# DIRECTION:
Rewrite the records below, substituting "fuel pressure tester" for each occurrence of "fuel pressure gauge" and leaving every other character unchanged.

[Dataset rows]
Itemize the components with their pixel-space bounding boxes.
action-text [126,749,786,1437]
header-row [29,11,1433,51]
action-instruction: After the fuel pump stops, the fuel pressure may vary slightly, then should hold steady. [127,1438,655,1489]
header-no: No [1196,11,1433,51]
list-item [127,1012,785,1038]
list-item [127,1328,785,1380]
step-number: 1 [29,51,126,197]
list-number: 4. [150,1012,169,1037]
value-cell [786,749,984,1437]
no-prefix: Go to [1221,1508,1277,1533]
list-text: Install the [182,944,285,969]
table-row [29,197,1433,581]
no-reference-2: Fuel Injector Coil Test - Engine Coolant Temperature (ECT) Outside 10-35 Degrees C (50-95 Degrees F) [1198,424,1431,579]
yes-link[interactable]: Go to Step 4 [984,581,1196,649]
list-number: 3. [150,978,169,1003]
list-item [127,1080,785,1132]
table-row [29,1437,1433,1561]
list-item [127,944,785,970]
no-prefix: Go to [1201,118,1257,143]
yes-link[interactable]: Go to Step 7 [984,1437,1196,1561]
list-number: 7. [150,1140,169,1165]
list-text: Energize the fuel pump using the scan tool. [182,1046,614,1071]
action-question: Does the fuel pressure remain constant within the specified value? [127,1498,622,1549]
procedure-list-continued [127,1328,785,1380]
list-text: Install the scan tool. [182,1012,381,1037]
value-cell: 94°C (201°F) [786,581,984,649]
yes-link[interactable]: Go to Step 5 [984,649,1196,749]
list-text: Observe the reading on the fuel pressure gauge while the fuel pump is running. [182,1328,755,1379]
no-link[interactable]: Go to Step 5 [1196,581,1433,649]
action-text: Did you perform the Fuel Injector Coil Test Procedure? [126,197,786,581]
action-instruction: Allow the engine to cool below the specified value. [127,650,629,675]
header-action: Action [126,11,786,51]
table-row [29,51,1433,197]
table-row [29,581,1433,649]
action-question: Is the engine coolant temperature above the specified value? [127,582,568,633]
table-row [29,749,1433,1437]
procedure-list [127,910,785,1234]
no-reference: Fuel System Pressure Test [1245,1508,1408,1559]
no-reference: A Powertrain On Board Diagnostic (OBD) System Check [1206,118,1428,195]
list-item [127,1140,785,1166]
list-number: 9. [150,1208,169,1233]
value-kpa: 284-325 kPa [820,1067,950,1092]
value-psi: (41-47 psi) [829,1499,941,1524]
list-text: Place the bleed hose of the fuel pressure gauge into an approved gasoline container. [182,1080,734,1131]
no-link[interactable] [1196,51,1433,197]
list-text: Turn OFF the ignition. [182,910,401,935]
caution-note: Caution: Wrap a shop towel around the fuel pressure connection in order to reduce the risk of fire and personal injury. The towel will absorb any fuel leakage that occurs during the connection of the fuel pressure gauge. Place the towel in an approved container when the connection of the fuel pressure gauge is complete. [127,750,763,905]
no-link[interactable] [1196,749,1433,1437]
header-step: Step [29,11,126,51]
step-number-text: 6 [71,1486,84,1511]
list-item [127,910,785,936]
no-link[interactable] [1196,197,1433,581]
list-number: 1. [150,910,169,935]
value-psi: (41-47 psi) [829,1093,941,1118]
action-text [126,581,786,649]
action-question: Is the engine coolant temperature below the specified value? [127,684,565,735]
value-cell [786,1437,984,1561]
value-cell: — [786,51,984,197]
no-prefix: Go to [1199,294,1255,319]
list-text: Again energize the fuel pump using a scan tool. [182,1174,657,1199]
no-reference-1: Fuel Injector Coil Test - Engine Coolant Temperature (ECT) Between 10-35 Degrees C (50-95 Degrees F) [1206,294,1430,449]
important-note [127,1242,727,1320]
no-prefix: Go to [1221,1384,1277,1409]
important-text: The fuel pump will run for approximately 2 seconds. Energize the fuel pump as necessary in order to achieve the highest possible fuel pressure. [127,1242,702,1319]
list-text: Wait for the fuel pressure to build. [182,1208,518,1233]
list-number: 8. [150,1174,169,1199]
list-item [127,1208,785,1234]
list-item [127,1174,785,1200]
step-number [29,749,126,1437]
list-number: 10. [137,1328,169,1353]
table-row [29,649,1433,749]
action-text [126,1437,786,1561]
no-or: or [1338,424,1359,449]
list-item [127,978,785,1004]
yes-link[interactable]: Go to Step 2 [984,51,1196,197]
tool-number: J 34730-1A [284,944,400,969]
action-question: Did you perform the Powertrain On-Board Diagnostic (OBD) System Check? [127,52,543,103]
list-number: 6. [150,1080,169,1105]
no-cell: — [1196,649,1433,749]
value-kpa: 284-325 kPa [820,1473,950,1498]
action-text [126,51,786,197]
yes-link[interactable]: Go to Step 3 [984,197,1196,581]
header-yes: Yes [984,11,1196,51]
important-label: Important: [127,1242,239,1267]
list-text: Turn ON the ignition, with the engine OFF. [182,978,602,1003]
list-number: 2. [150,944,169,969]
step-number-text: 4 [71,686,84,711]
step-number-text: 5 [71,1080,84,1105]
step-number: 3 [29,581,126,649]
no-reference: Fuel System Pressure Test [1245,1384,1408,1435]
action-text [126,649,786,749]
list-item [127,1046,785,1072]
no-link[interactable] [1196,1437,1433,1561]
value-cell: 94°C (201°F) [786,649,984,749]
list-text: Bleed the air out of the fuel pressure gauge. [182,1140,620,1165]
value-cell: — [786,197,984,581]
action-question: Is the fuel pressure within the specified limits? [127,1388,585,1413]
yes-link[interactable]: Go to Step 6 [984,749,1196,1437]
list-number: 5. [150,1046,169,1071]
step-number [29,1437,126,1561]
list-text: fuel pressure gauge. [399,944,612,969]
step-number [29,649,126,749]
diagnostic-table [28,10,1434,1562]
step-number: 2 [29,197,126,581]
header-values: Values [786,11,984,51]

# WORKED SOLUTION:
Itemize the components with their pixel-space bounding boxes.
action-text [126,749,786,1437]
header-row [29,11,1433,51]
action-instruction: After the fuel pump stops, the fuel pressure may vary slightly, then should hold steady. [127,1438,655,1489]
header-no: No [1196,11,1433,51]
list-item [127,1012,785,1038]
list-item [127,1328,785,1380]
step-number: 1 [29,51,126,197]
list-number: 4. [150,1012,169,1037]
value-cell [786,749,984,1437]
no-prefix: Go to [1221,1508,1277,1533]
list-text: Install the [182,944,285,969]
table-row [29,197,1433,581]
no-reference-2: Fuel Injector Coil Test - Engine Coolant Temperature (ECT) Outside 10-35 Degrees C (50-95 Degrees F) [1198,424,1431,579]
yes-link[interactable]: Go to Step 4 [984,581,1196,649]
list-number: 3. [150,978,169,1003]
list-item [127,1080,785,1132]
table-row [29,1437,1433,1561]
list-item [127,944,785,970]
no-prefix: Go to [1201,118,1257,143]
yes-link[interactable]: Go to Step 7 [984,1437,1196,1561]
list-number: 7. [150,1140,169,1165]
list-text: Energize the fuel pump using the scan tool. [182,1046,614,1071]
action-question: Does the fuel pressure remain constant within the specified value? [127,1498,622,1549]
procedure-list-continued [127,1328,785,1380]
list-text: Install the scan tool. [182,1012,381,1037]
value-cell: 94°C (201°F) [786,581,984,649]
yes-link[interactable]: Go to Step 5 [984,649,1196,749]
list-text: Observe the reading on the fuel pressure tester while the fuel pump is running. [182,1328,755,1379]
no-link[interactable]: Go to Step 5 [1196,581,1433,649]
action-text: Did you perform the Fuel Injector Coil Test Procedure? [126,197,786,581]
action-instruction: Allow the engine to cool below the specified value. [127,650,629,675]
header-action: Action [126,11,786,51]
table-row [29,51,1433,197]
table-row [29,581,1433,649]
action-question: Is the engine coolant temperature above the specified value? [127,582,568,633]
table-row [29,749,1433,1437]
procedure-list [127,910,785,1234]
no-reference: Fuel System Pressure Test [1245,1508,1408,1559]
no-reference: A Powertrain On Board Diagnostic (OBD) System Check [1206,118,1428,195]
list-item [127,1140,785,1166]
list-number: 9. [150,1208,169,1233]
value-kpa: 284-325 kPa [820,1067,950,1092]
value-psi: (41-47 psi) [829,1499,941,1524]
list-text: Place the bleed hose of the fuel pressure tester into an approved gasoline container. [182,1080,734,1131]
no-link[interactable] [1196,51,1433,197]
list-text: Turn OFF the ignition. [182,910,401,935]
caution-note: Caution: Wrap a shop towel around the fuel pressure connection in order to reduce the risk of fire and personal injury. The towel will absorb any fuel leakage that occurs during the connection of the fuel pressure tester. Place the towel in an approved container when the connection of the fuel pressure tester is complete. [127,750,763,905]
no-link[interactable] [1196,749,1433,1437]
header-step: Step [29,11,126,51]
step-number-text: 6 [71,1486,84,1511]
list-item [127,910,785,936]
no-link[interactable] [1196,197,1433,581]
list-number: 1. [150,910,169,935]
value-psi: (41-47 psi) [829,1093,941,1118]
action-text [126,581,786,649]
action-question: Is the engine coolant temperature below the specified value? [127,684,565,735]
value-cell [786,1437,984,1561]
value-cell: — [786,51,984,197]
no-prefix: Go to [1199,294,1255,319]
list-text: Again energize the fuel pump using a scan tool. [182,1174,657,1199]
no-reference-1: Fuel Injector Coil Test - Engine Coolant Temperature (ECT) Between 10-35 Degrees C (50-95 Degrees F) [1206,294,1430,449]
important-note [127,1242,727,1320]
no-prefix: Go to [1221,1384,1277,1409]
important-text: The fuel pump will run for approximately 2 seconds. Energize the fuel pump as necessary in order to achieve the highest possible fuel pressure. [127,1242,702,1319]
list-text: Wait for the fuel pressure to build. [182,1208,518,1233]
list-number: 8. [150,1174,169,1199]
list-item [127,1208,785,1234]
list-item [127,1174,785,1200]
step-number [29,749,126,1437]
list-number: 10. [137,1328,169,1353]
table-row [29,649,1433,749]
action-text [126,1437,786,1561]
no-or: or [1338,424,1359,449]
list-item [127,978,785,1004]
yes-link[interactable]: Go to Step 2 [984,51,1196,197]
tool-number: J 34730-1A [284,944,400,969]
action-question: Did you perform the Powertrain On-Board Diagnostic (OBD) System Check? [127,52,543,103]
list-number: 6. [150,1080,169,1105]
no-cell: — [1196,649,1433,749]
value-kpa: 284-325 kPa [820,1473,950,1498]
action-text [126,51,786,197]
yes-link[interactable]: Go to Step 3 [984,197,1196,581]
header-yes: Yes [984,11,1196,51]
important-label: Important: [127,1242,239,1267]
list-text: Turn ON the ignition, with the engine OFF. [182,978,602,1003]
list-number: 2. [150,944,169,969]
step-number-text: 4 [71,686,84,711]
step-number-text: 5 [71,1080,84,1105]
step-number: 3 [29,581,126,649]
no-reference: Fuel System Pressure Test [1245,1384,1408,1435]
action-text [126,649,786,749]
list-item [127,1046,785,1072]
no-link[interactable] [1196,1437,1433,1561]
value-cell: 94°C (201°F) [786,649,984,749]
list-text: Bleed the air out of the fuel pressure tester. [182,1140,620,1165]
value-cell: — [786,197,984,581]
action-question: Is the fuel pressure within the specified limits? [127,1388,585,1413]
yes-link[interactable]: Go to Step 6 [984,749,1196,1437]
list-number: 5. [150,1046,169,1071]
step-number [29,1437,126,1561]
list-text: fuel pressure tester. [399,944,612,969]
step-number [29,649,126,749]
diagnostic-table [28,10,1434,1562]
step-number: 2 [29,197,126,581]
header-values: Values [786,11,984,51]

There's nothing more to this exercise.